[Entries with figure data]
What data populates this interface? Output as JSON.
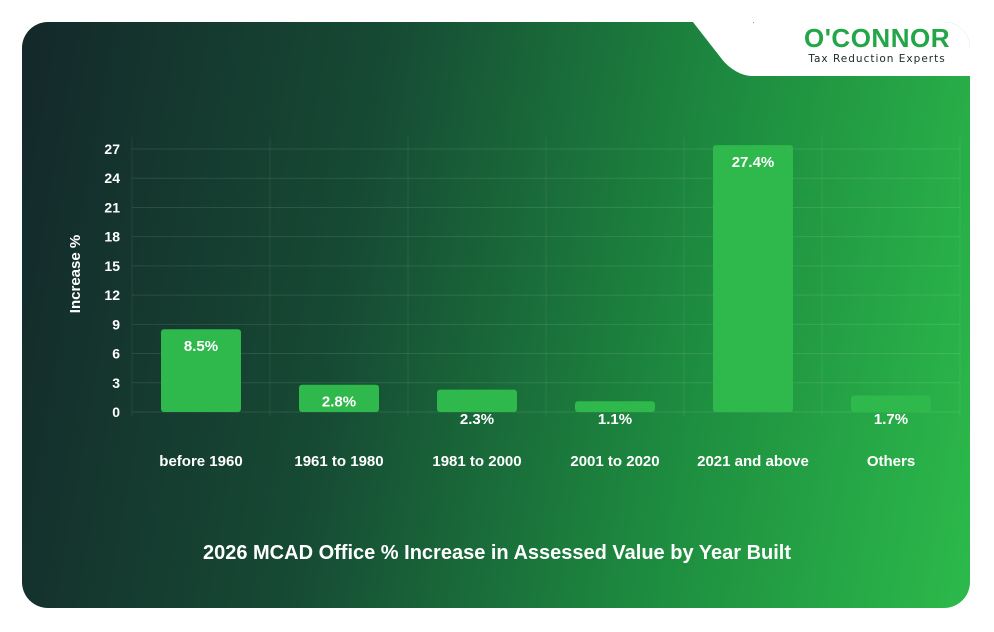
{
  "brand": {
    "name": "O'CONNOR",
    "tagline": "Tax Reduction Experts",
    "color": "#22a648"
  },
  "chart_data": {
    "type": "bar",
    "title": "2026 MCAD Office % Increase in Assessed Value by Year Built",
    "xlabel": "",
    "ylabel": "Increase %",
    "categories": [
      "before 1960",
      "1961 to 1980",
      "1981 to 2000",
      "2001 to 2020",
      "2021 and above",
      "Others"
    ],
    "values": [
      8.5,
      2.8,
      2.3,
      1.1,
      27.4,
      1.7
    ],
    "data_labels": [
      "8.5%",
      "2.8%",
      "2.3%",
      "1.1%",
      "27.4%",
      "1.7%"
    ],
    "y_ticks": [
      0,
      3,
      6,
      9,
      12,
      15,
      18,
      21,
      24,
      27
    ],
    "ylim": [
      0,
      27
    ],
    "grid": true,
    "bar_color": "#2fb84c"
  }
}
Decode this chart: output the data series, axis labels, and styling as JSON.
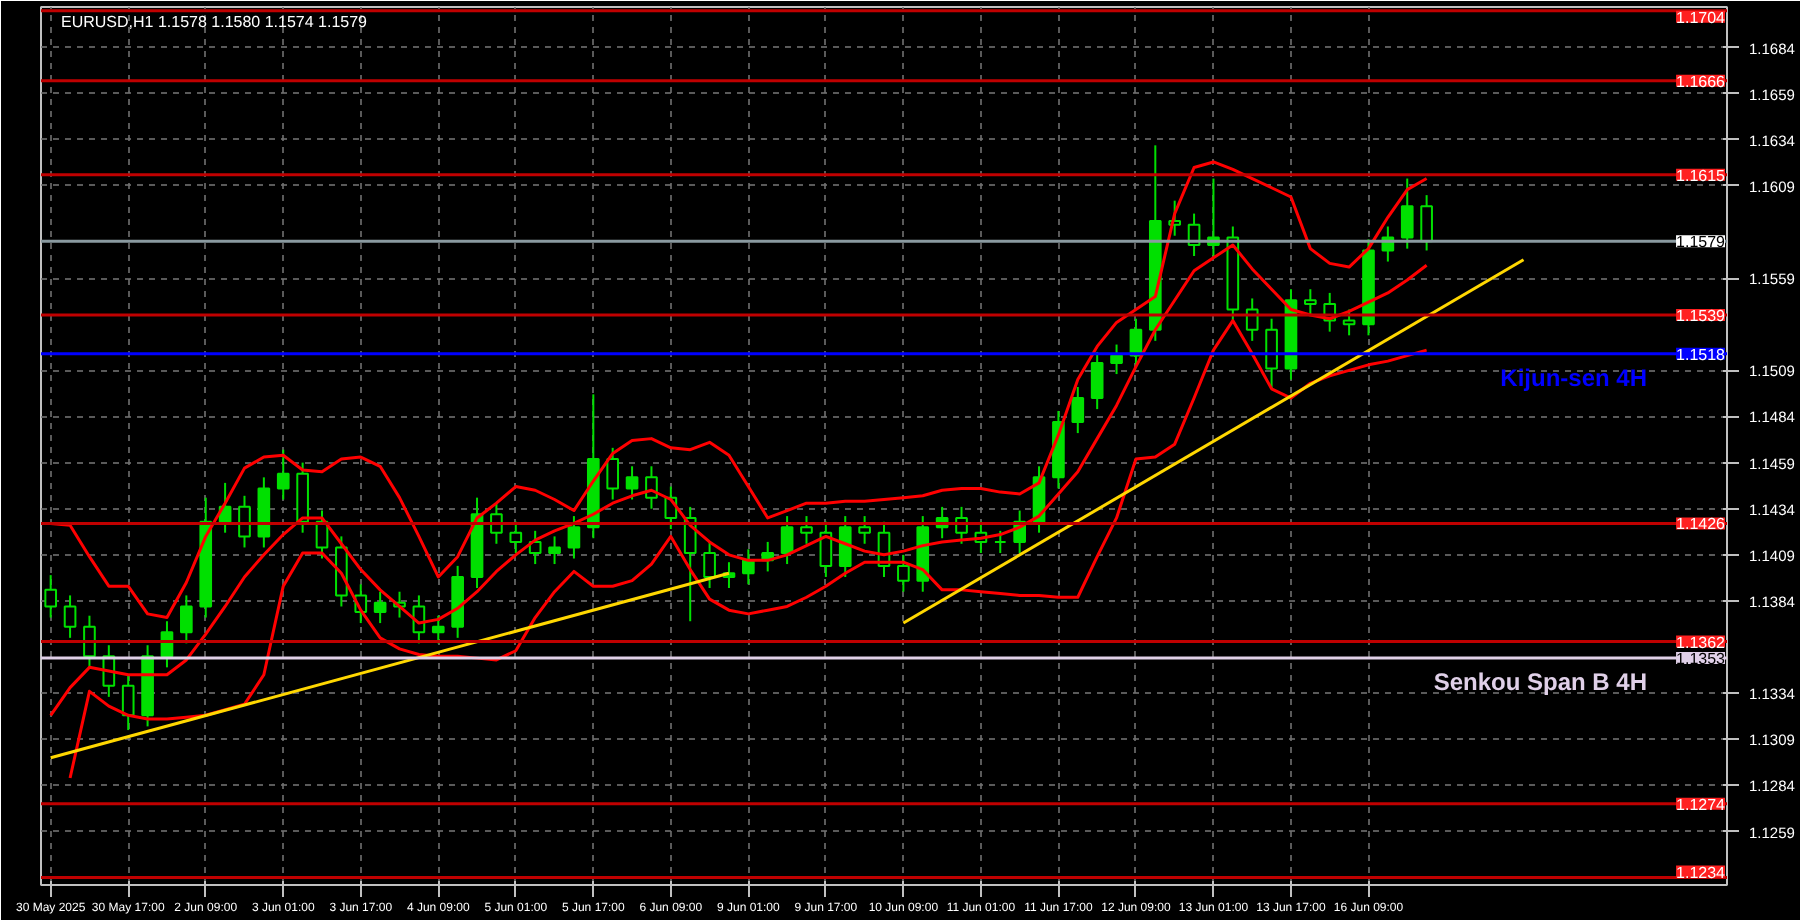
{
  "chart_data": {
    "type": "candlestick",
    "title": "EURUSD,H1  1.1578 1.1580 1.1574 1.1579",
    "color": "#00e000",
    "categories": [
      "30 May 2025",
      null,
      null,
      null,
      "30 May 17:00",
      null,
      null,
      null,
      "2 Jun 09:00",
      null,
      null,
      null,
      "3 Jun 01:00",
      null,
      null,
      null,
      "3 Jun 17:00",
      null,
      null,
      null,
      "4 Jun 09:00",
      null,
      null,
      null,
      "5 Jun 01:00",
      null,
      null,
      null,
      "5 Jun 17:00",
      null,
      null,
      null,
      "6 Jun 09:00",
      null,
      null,
      null,
      "9 Jun 01:00",
      null,
      null,
      null,
      "9 Jun 17:00",
      null,
      null,
      null,
      "10 Jun 09:00",
      null,
      null,
      null,
      "11 Jun 01:00",
      null,
      null,
      null,
      "11 Jun 17:00",
      null,
      null,
      null,
      "12 Jun 09:00",
      null,
      null,
      null,
      "13 Jun 01:00",
      null,
      null,
      null,
      "13 Jun 17:00",
      null,
      null,
      null,
      "16 Jun 09:00",
      null,
      null,
      null,
      null,
      null,
      null,
      null,
      null,
      null,
      null,
      null,
      null,
      null,
      null,
      null,
      null,
      null,
      null
    ],
    "ohlc": [
      [
        1.139,
        1.1398,
        1.1375,
        1.1381
      ],
      [
        1.1381,
        1.1387,
        1.1364,
        1.137
      ],
      [
        1.137,
        1.1376,
        1.1348,
        1.1354
      ],
      [
        1.1354,
        1.136,
        1.1332,
        1.1338
      ],
      [
        1.1338,
        1.1344,
        1.1314,
        1.1322
      ],
      [
        1.1322,
        1.136,
        1.1316,
        1.1354
      ],
      [
        1.1354,
        1.1373,
        1.1348,
        1.1367
      ],
      [
        1.1367,
        1.1387,
        1.1361,
        1.1381
      ],
      [
        1.1381,
        1.144,
        1.1375,
        1.1427
      ],
      [
        1.1427,
        1.1448,
        1.1421,
        1.1435
      ],
      [
        1.1435,
        1.1441,
        1.1413,
        1.1419
      ],
      [
        1.1419,
        1.1451,
        1.1413,
        1.1445
      ],
      [
        1.1445,
        1.1466,
        1.1439,
        1.1453
      ],
      [
        1.1453,
        1.1459,
        1.1421,
        1.1427
      ],
      [
        1.1427,
        1.1433,
        1.1407,
        1.1413
      ],
      [
        1.1413,
        1.1419,
        1.1381,
        1.1387
      ],
      [
        1.1387,
        1.1393,
        1.1372,
        1.1378
      ],
      [
        1.1378,
        1.1389,
        1.1372,
        1.1383
      ],
      [
        1.1383,
        1.1389,
        1.1375,
        1.1381
      ],
      [
        1.1381,
        1.1387,
        1.1361,
        1.1367
      ],
      [
        1.1367,
        1.1376,
        1.1361,
        1.137
      ],
      [
        1.137,
        1.1403,
        1.1364,
        1.1397
      ],
      [
        1.1397,
        1.144,
        1.1391,
        1.1431
      ],
      [
        1.1431,
        1.1437,
        1.1415,
        1.1421
      ],
      [
        1.1421,
        1.1427,
        1.141,
        1.1416
      ],
      [
        1.1416,
        1.1422,
        1.1404,
        1.141
      ],
      [
        1.141,
        1.1419,
        1.1404,
        1.1413
      ],
      [
        1.1413,
        1.143,
        1.1407,
        1.1424
      ],
      [
        1.1424,
        1.1496,
        1.1418,
        1.1461
      ],
      [
        1.1461,
        1.1467,
        1.1439,
        1.1445
      ],
      [
        1.1445,
        1.1457,
        1.1439,
        1.1451
      ],
      [
        1.1451,
        1.1457,
        1.1434,
        1.144
      ],
      [
        1.144,
        1.1446,
        1.1423,
        1.1429
      ],
      [
        1.1429,
        1.1435,
        1.1373,
        1.141
      ],
      [
        1.141,
        1.1416,
        1.1391,
        1.1397
      ],
      [
        1.1397,
        1.1405,
        1.1391,
        1.1399
      ],
      [
        1.1399,
        1.1412,
        1.1393,
        1.1406
      ],
      [
        1.1406,
        1.1416,
        1.14,
        1.141
      ],
      [
        1.141,
        1.143,
        1.1404,
        1.1424
      ],
      [
        1.1424,
        1.143,
        1.1415,
        1.1421
      ],
      [
        1.1421,
        1.1427,
        1.1397,
        1.1403
      ],
      [
        1.1403,
        1.143,
        1.1397,
        1.1424
      ],
      [
        1.1424,
        1.143,
        1.1415,
        1.1421
      ],
      [
        1.1421,
        1.1427,
        1.1397,
        1.1403
      ],
      [
        1.1403,
        1.1409,
        1.1389,
        1.1395
      ],
      [
        1.1395,
        1.143,
        1.1389,
        1.1424
      ],
      [
        1.1424,
        1.1435,
        1.1418,
        1.1429
      ],
      [
        1.1429,
        1.1435,
        1.1415,
        1.1421
      ],
      [
        1.1421,
        1.1427,
        1.141,
        1.1416
      ],
      [
        1.1416,
        1.1422,
        1.141,
        1.1416
      ],
      [
        1.1416,
        1.1433,
        1.141,
        1.1427
      ],
      [
        1.1427,
        1.1457,
        1.1421,
        1.1451
      ],
      [
        1.1451,
        1.1487,
        1.1445,
        1.1481
      ],
      [
        1.1481,
        1.15,
        1.1475,
        1.1494
      ],
      [
        1.1494,
        1.1519,
        1.1488,
        1.1513
      ],
      [
        1.1513,
        1.1523,
        1.1507,
        1.1517
      ],
      [
        1.1517,
        1.1537,
        1.1511,
        1.1531
      ],
      [
        1.1531,
        1.1631,
        1.1525,
        1.159
      ],
      [
        1.159,
        1.1601,
        1.1582,
        1.1588
      ],
      [
        1.1588,
        1.1594,
        1.1571,
        1.1577
      ],
      [
        1.1577,
        1.1613,
        1.1571,
        1.1581
      ],
      [
        1.1581,
        1.1587,
        1.1536,
        1.1542
      ],
      [
        1.1542,
        1.1548,
        1.1525,
        1.1531
      ],
      [
        1.1531,
        1.1537,
        1.1499,
        1.151
      ],
      [
        1.151,
        1.1553,
        1.1504,
        1.1547
      ],
      [
        1.1547,
        1.1553,
        1.1539,
        1.1545
      ],
      [
        1.1545,
        1.1551,
        1.153,
        1.1536
      ],
      [
        1.1536,
        1.1542,
        1.1528,
        1.1534
      ],
      [
        1.1534,
        1.158,
        1.1528,
        1.1574
      ],
      [
        1.1574,
        1.1587,
        1.1568,
        1.1581
      ],
      [
        1.1581,
        1.1613,
        1.1575,
        1.1598
      ],
      [
        1.1598,
        1.1604,
        1.1574,
        1.1579
      ],
      null,
      null,
      null,
      null,
      null,
      null,
      null,
      null,
      null,
      null,
      null,
      null,
      null,
      null,
      null
    ],
    "series": [
      {
        "type": "line",
        "color": "#ff0000",
        "values": [
          1.1426,
          1.1425,
          1.1408,
          1.1392,
          1.1392,
          1.1377,
          1.1375,
          1.1394,
          1.1419,
          1.1437,
          1.1456,
          1.1462,
          1.1463,
          1.1455,
          1.1454,
          1.1461,
          1.1462,
          1.1457,
          1.144,
          1.1419,
          1.1397,
          1.1408,
          1.1429,
          1.1437,
          1.1446,
          1.1444,
          1.1439,
          1.1433,
          1.1449,
          1.1464,
          1.1471,
          1.1472,
          1.1467,
          1.1466,
          1.147,
          1.1463,
          1.1446,
          1.1429,
          1.1433,
          1.1437,
          1.1437,
          1.1438,
          1.1438,
          1.1439,
          1.144,
          1.1441,
          1.1444,
          1.1445,
          1.1445,
          1.1443,
          1.1442,
          1.1448,
          1.1474,
          1.1504,
          1.1522,
          1.1535,
          1.1542,
          1.1549,
          1.1594,
          1.1619,
          1.1622,
          1.1618,
          1.1613,
          1.1608,
          1.1603,
          1.1575,
          1.1567,
          1.1565,
          1.1575,
          1.1592,
          1.1607,
          1.1613,
          null,
          null,
          null,
          null,
          null,
          null,
          null,
          null,
          null,
          null,
          null,
          null,
          null,
          null,
          null
        ]
      },
      {
        "type": "line",
        "color": "#ff0000",
        "values": [
          1.1322,
          1.1337,
          1.1348,
          1.1346,
          1.1344,
          1.1344,
          1.1344,
          1.1352,
          1.1366,
          1.1381,
          1.1397,
          1.1409,
          1.142,
          1.1429,
          1.1429,
          1.1415,
          1.1401,
          1.139,
          1.1381,
          1.1372,
          1.1374,
          1.138,
          1.1389,
          1.14,
          1.1409,
          1.1417,
          1.1422,
          1.1426,
          1.1431,
          1.1437,
          1.1441,
          1.1444,
          1.1439,
          1.1425,
          1.1416,
          1.1409,
          1.1406,
          1.1406,
          1.1409,
          1.1414,
          1.1419,
          1.1415,
          1.1411,
          1.1409,
          1.1411,
          1.1414,
          1.1416,
          1.1417,
          1.1418,
          1.142,
          1.1424,
          1.143,
          1.1442,
          1.1454,
          1.1472,
          1.149,
          1.1511,
          1.1531,
          1.1547,
          1.1563,
          1.157,
          1.1577,
          1.1564,
          1.1553,
          1.1542,
          1.1539,
          1.1537,
          1.1541,
          1.1546,
          1.1551,
          1.1558,
          1.1566,
          null,
          null,
          null,
          null,
          null,
          null,
          null,
          null,
          null,
          null,
          null,
          null,
          null,
          null,
          null
        ]
      },
      {
        "type": "line",
        "color": "#ff0000",
        "values": [
          null,
          1.1288,
          1.1335,
          1.1327,
          1.1322,
          1.132,
          1.132,
          1.1321,
          1.1322,
          1.1325,
          1.1328,
          1.1344,
          1.1392,
          1.141,
          1.141,
          1.1399,
          1.1379,
          1.1364,
          1.1358,
          1.1355,
          1.1354,
          1.1354,
          1.1353,
          1.1352,
          1.1357,
          1.1375,
          1.1389,
          1.14,
          1.1392,
          1.1392,
          1.1395,
          1.1404,
          1.1419,
          1.1401,
          1.1385,
          1.1379,
          1.1377,
          1.1379,
          1.1381,
          1.1386,
          1.1392,
          1.1399,
          1.1405,
          1.1405,
          1.1405,
          1.1401,
          1.139,
          1.139,
          1.1389,
          1.1388,
          1.1387,
          1.1387,
          1.1386,
          1.1386,
          1.1408,
          1.1429,
          1.1461,
          1.1462,
          1.1469,
          1.1494,
          1.152,
          1.1536,
          1.1518,
          1.1499,
          1.1494,
          1.1502,
          1.1506,
          1.1509,
          1.1512,
          1.1514,
          1.1517,
          1.152,
          null,
          null,
          null,
          null,
          null,
          null,
          null,
          null,
          null,
          null,
          null,
          null,
          null,
          null,
          null
        ]
      },
      {
        "type": "line",
        "color": "#ffd700",
        "values": [
          1.1299,
          null,
          null,
          null,
          null,
          null,
          null,
          null,
          null,
          null,
          null,
          null,
          null,
          null,
          null,
          null,
          null,
          null,
          null,
          null,
          null,
          null,
          null,
          null,
          null,
          null,
          null,
          null,
          null,
          null,
          null,
          null,
          null,
          null,
          null,
          1.1399,
          null,
          null,
          null,
          null,
          null,
          null,
          null,
          null,
          null,
          null,
          null,
          null,
          null,
          null,
          null,
          null,
          null,
          null,
          null,
          null,
          null,
          null,
          null,
          null,
          null,
          null,
          null,
          null,
          null,
          null,
          null,
          null,
          null,
          null,
          null,
          null,
          null,
          null,
          null,
          null,
          null,
          null,
          null,
          null,
          null,
          null,
          null,
          null,
          null,
          null,
          null
        ]
      },
      {
        "type": "line",
        "color": "#ffd700",
        "values": [
          null,
          null,
          null,
          null,
          null,
          null,
          null,
          null,
          null,
          null,
          null,
          null,
          null,
          null,
          null,
          null,
          null,
          null,
          null,
          null,
          null,
          null,
          null,
          null,
          null,
          null,
          null,
          null,
          null,
          null,
          null,
          null,
          null,
          null,
          null,
          null,
          null,
          null,
          null,
          null,
          null,
          null,
          null,
          null,
          1.1372,
          null,
          null,
          null,
          null,
          null,
          null,
          null,
          null,
          null,
          null,
          null,
          null,
          null,
          null,
          null,
          null,
          null,
          null,
          null,
          null,
          null,
          null,
          null,
          null,
          null,
          null,
          null,
          null,
          null,
          null,
          null,
          1.1569,
          null,
          null,
          null,
          null,
          null,
          null,
          null,
          null,
          null,
          null
        ]
      }
    ],
    "ylim": [
      1.123,
      1.1706
    ],
    "yticks": [
      1.1259,
      1.1284,
      1.1309,
      1.1334,
      1.1384,
      1.1409,
      1.1434,
      1.1459,
      1.1484,
      1.1509,
      1.1559,
      1.1609,
      1.1634,
      1.1659,
      1.1684
    ],
    "grid": true,
    "ref_lines": [
      {
        "axis": "y",
        "value": 1.1704,
        "label": "1.1704",
        "color": "#c00000"
      },
      {
        "axis": "y",
        "value": 1.1666,
        "label": "1.1666",
        "color": "#c00000"
      },
      {
        "axis": "y",
        "value": 1.1615,
        "label": "1.1615",
        "color": "#c00000"
      },
      {
        "axis": "y",
        "value": 1.1579,
        "label": "1.1579",
        "color": "#8a9aa0"
      },
      {
        "axis": "y",
        "value": 1.1539,
        "label": "1.1539",
        "color": "#c00000"
      },
      {
        "axis": "y",
        "value": 1.1518,
        "label": "1.1518",
        "color": "#0000ff"
      },
      {
        "axis": "y",
        "value": 1.1426,
        "label": "1.1426",
        "color": "#c00000"
      },
      {
        "axis": "y",
        "value": 1.1362,
        "label": "1.1362",
        "color": "#c00000"
      },
      {
        "axis": "y",
        "value": 1.1353,
        "label": "1.1353",
        "color": "#e0d0e8"
      },
      {
        "axis": "y",
        "value": 1.1274,
        "label": "1.1274",
        "color": "#c00000"
      },
      {
        "axis": "y",
        "value": 1.1234,
        "label": "1.1234",
        "color": "#c00000"
      }
    ],
    "annotations": [
      {
        "text": "Kijun-sen 4H",
        "y": 1.1518
      },
      {
        "text": "Senkou Span B 4H",
        "y": 1.1353
      }
    ]
  }
}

● **Goal**:
Copy all lines from the data that hold the word "Increase".

● **Result for this task**:
    "title": "2026 MCAD Office % Increase in Assessed Value by Year Built",
    "ylabel": "Increase %",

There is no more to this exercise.